SET EXERCISE: Collect every line in the records below that contains the word "ylabel".

Collection entries:
★ ★ ★ ★
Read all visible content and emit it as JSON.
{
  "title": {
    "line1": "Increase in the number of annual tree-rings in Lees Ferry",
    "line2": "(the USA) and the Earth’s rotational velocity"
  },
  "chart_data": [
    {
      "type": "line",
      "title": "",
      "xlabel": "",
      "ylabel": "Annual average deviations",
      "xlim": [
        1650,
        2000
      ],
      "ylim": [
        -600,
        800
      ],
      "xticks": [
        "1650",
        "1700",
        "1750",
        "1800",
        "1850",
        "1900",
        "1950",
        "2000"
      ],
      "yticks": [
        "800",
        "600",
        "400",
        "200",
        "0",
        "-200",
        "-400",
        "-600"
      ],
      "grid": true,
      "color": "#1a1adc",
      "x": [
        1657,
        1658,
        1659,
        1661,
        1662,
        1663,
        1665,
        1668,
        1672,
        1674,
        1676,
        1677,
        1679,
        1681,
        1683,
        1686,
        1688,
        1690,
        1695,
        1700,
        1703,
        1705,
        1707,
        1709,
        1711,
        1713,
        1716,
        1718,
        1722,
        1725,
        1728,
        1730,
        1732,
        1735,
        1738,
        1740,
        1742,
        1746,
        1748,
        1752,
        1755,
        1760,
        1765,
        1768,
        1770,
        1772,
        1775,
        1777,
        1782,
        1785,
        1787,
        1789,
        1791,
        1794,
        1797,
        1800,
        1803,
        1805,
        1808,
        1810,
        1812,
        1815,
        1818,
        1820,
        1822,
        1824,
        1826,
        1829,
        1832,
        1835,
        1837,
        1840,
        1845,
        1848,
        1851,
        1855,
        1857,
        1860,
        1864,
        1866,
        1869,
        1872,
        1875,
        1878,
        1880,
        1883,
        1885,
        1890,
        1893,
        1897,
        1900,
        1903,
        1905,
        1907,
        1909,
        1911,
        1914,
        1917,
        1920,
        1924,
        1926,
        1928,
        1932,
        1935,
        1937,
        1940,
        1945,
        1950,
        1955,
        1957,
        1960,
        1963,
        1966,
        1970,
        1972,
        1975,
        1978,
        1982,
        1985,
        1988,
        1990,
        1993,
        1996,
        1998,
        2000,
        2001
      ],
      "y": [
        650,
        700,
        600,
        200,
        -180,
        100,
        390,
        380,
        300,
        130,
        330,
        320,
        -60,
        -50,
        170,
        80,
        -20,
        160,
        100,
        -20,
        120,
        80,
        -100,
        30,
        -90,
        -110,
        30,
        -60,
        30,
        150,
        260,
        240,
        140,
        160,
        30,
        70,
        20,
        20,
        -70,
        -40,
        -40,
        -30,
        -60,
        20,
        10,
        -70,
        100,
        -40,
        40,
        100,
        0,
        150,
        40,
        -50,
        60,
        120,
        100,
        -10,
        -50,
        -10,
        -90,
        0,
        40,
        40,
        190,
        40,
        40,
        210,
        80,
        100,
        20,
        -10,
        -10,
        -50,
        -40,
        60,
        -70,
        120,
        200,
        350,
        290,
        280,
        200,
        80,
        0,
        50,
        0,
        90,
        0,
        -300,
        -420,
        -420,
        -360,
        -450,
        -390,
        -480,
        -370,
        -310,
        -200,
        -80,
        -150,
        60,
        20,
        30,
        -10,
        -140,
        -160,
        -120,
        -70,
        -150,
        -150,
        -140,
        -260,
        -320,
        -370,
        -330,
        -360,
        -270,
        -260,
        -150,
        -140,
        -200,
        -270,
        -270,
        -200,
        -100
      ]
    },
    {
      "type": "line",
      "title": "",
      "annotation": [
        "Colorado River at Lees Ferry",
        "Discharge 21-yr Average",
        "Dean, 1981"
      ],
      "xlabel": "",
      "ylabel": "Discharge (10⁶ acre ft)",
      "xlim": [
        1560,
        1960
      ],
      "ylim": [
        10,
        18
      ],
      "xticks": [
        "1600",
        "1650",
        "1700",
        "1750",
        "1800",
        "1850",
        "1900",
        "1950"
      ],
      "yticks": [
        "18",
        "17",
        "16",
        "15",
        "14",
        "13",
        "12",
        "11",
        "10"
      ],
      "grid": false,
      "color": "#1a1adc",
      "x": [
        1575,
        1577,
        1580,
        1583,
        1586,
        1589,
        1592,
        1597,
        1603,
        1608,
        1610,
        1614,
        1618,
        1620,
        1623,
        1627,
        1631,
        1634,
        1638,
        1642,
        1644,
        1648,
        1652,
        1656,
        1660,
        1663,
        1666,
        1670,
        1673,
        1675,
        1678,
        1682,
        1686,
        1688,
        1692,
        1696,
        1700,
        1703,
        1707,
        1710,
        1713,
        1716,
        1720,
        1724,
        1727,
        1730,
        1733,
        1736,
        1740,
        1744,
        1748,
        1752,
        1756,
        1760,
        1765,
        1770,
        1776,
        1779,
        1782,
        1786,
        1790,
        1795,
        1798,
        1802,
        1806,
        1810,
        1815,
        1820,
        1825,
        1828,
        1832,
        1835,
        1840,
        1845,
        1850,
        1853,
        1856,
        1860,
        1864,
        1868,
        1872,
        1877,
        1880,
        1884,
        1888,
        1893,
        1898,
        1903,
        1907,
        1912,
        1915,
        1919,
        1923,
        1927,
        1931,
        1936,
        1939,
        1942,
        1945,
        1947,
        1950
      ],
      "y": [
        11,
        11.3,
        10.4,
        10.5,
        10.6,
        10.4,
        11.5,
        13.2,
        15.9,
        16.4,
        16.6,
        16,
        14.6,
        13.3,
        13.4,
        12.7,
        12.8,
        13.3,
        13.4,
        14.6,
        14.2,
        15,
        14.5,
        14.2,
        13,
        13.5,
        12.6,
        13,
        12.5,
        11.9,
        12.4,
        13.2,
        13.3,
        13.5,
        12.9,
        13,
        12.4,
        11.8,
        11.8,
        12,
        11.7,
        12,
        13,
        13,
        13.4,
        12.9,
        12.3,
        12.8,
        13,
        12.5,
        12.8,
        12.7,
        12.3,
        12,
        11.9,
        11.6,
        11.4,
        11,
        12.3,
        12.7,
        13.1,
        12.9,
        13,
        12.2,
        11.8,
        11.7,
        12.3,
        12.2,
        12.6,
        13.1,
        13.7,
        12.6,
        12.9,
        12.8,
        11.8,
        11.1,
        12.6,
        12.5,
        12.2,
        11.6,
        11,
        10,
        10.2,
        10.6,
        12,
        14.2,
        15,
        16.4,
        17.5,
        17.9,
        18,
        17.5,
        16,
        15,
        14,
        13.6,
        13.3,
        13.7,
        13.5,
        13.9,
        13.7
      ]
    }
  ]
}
★ ★ ★ ★
SOLUTION FOR THIS PROBLEM:
      "ylabel": "Annual average deviations",
      "ylabel": "Discharge (10⁶ acre ft)",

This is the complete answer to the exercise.